— Challenge —
Print out the material that follows word for word.

— Data provided —
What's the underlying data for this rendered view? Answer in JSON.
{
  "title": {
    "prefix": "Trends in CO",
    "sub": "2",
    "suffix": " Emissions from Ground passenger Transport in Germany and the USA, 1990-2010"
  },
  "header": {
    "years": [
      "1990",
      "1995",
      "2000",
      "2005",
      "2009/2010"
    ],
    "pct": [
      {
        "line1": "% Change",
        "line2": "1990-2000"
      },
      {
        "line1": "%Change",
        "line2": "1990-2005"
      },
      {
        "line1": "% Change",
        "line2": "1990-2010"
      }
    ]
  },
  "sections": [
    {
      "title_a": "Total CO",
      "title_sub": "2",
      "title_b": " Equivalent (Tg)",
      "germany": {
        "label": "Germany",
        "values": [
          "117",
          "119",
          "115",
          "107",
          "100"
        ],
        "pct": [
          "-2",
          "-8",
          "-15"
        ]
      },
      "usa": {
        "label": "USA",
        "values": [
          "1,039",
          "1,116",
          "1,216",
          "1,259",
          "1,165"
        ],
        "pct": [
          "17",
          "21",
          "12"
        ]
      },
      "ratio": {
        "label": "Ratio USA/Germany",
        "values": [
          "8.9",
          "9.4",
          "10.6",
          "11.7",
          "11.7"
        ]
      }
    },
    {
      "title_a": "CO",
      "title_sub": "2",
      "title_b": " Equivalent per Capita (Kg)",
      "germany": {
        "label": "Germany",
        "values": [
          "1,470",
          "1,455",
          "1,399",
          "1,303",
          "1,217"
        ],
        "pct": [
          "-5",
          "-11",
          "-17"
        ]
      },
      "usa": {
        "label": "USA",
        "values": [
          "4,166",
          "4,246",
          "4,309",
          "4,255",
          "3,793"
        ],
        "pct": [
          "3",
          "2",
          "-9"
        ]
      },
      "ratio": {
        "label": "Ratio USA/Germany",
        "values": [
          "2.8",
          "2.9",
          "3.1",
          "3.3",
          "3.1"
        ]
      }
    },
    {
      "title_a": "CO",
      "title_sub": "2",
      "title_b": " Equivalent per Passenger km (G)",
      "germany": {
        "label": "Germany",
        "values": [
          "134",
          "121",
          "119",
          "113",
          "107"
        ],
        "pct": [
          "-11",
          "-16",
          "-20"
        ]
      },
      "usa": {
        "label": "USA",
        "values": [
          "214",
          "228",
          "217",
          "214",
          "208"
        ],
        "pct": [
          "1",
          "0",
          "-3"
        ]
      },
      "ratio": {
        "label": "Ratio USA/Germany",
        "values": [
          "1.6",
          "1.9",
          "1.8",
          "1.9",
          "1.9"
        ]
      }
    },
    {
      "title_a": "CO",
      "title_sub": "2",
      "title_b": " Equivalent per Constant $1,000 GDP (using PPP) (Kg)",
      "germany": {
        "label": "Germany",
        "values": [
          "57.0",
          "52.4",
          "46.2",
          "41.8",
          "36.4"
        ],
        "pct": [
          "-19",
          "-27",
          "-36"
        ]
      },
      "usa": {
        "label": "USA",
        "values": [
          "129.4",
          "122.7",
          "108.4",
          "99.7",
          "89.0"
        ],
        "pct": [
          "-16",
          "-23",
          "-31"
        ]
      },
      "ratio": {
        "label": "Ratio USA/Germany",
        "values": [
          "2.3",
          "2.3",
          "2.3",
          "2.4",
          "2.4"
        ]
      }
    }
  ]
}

— Result of the exercise —
What's the underlying data for this rendered view? Answer in JSON.
{
  "title": {
    "prefix": "Trends in CO",
    "sub": "2",
    "suffix": " Emissions from Ground passenger Transport in Germany and the USA, 1990-2010"
  },
  "header": {
    "years": [
      "1990",
      "1995",
      "2000",
      "2005",
      "2009/2010"
    ],
    "pct": [
      {
        "line1": "% Change",
        "line2": "1990-2000"
      },
      {
        "line1": "%Change",
        "line2": "1990-2005"
      },
      {
        "line1": "% Change",
        "line2": "1990-2010"
      }
    ]
  },
  "sections": [
    {
      "title_a": "Total CO",
      "title_sub": "2",
      "title_b": " Equivalent (Tg)",
      "germany": {
        "label": "Germany",
        "values": [
          "117",
          "119",
          "115",
          "107",
          "100"
        ],
        "pct": [
          "-2",
          "-8",
          "-15"
        ]
      },
      "usa": {
        "label": "USA",
        "values": [
          "1,039",
          "1,116",
          "1,216",
          "1,259",
          "1,165"
        ],
        "pct": [
          "17",
          "21",
          "12"
        ]
      },
      "ratio": {
        "label": "Ratio USA/Germany",
        "values": [
          "8.9",
          "9.4",
          "10.6",
          "11.7",
          "11.7"
        ]
      }
    },
    {
      "title_a": "CO",
      "title_sub": "2",
      "title_b": " Equivalent per Capita (Kg)",
      "germany": {
        "label": "Germany",
        "values": [
          "1,470",
          "1,455",
          "1,399",
          "1,303",
          "1,217"
        ],
        "pct": [
          "-5",
          "-11",
          "-17"
        ]
      },
      "usa": {
        "label": "USA",
        "values": [
          "4,166",
          "4,246",
          "4,309",
          "4,255",
          "3,793"
        ],
        "pct": [
          "3",
          "2",
          "-9"
        ]
      },
      "ratio": {
        "label": "Ratio USA/Germany",
        "values": [
          "2.8",
          "2.9",
          "3.1",
          "3.3",
          "3.1"
        ]
      }
    },
    {
      "title_a": "CO",
      "title_sub": "2",
      "title_b": " Equivalent per Passenger km (G)",
      "germany": {
        "label": "Germany",
        "values": [
          "134",
          "121",
          "119",
          "113",
          "107"
        ],
        "pct": [
          "-11",
          "-16",
          "-20"
        ]
      },
      "usa": {
        "label": "USA",
        "values": [
          "214",
          "228",
          "217",
          "214",
          "208"
        ],
        "pct": [
          "1",
          "0",
          "-3"
        ]
      },
      "ratio": {
        "label": "Ratio USA/Germany",
        "values": [
          "1.6",
          "1.9",
          "1.8",
          "1.9",
          "1.9"
        ]
      }
    },
    {
      "title_a": "CO",
      "title_sub": "2",
      "title_b": " Equivalent per Constant $1,000 GDP (using PPP) (Kg)",
      "germany": {
        "label": "Germany",
        "values": [
          "57.0",
          "52.4",
          "46.2",
          "41.8",
          "36.4"
        ],
        "pct": [
          "-19",
          "-27",
          "-36"
        ]
      },
      "usa": {
        "label": "USA",
        "values": [
          "129.4",
          "122.7",
          "108.4",
          "99.7",
          "89.0"
        ],
        "pct": [
          "-16",
          "-23",
          "-31"
        ]
      },
      "ratio": {
        "label": "Ratio USA/Germany",
        "values": [
          "2.3",
          "2.3",
          "2.3",
          "2.4",
          "2.4"
        ]
      }
    }
  ]
}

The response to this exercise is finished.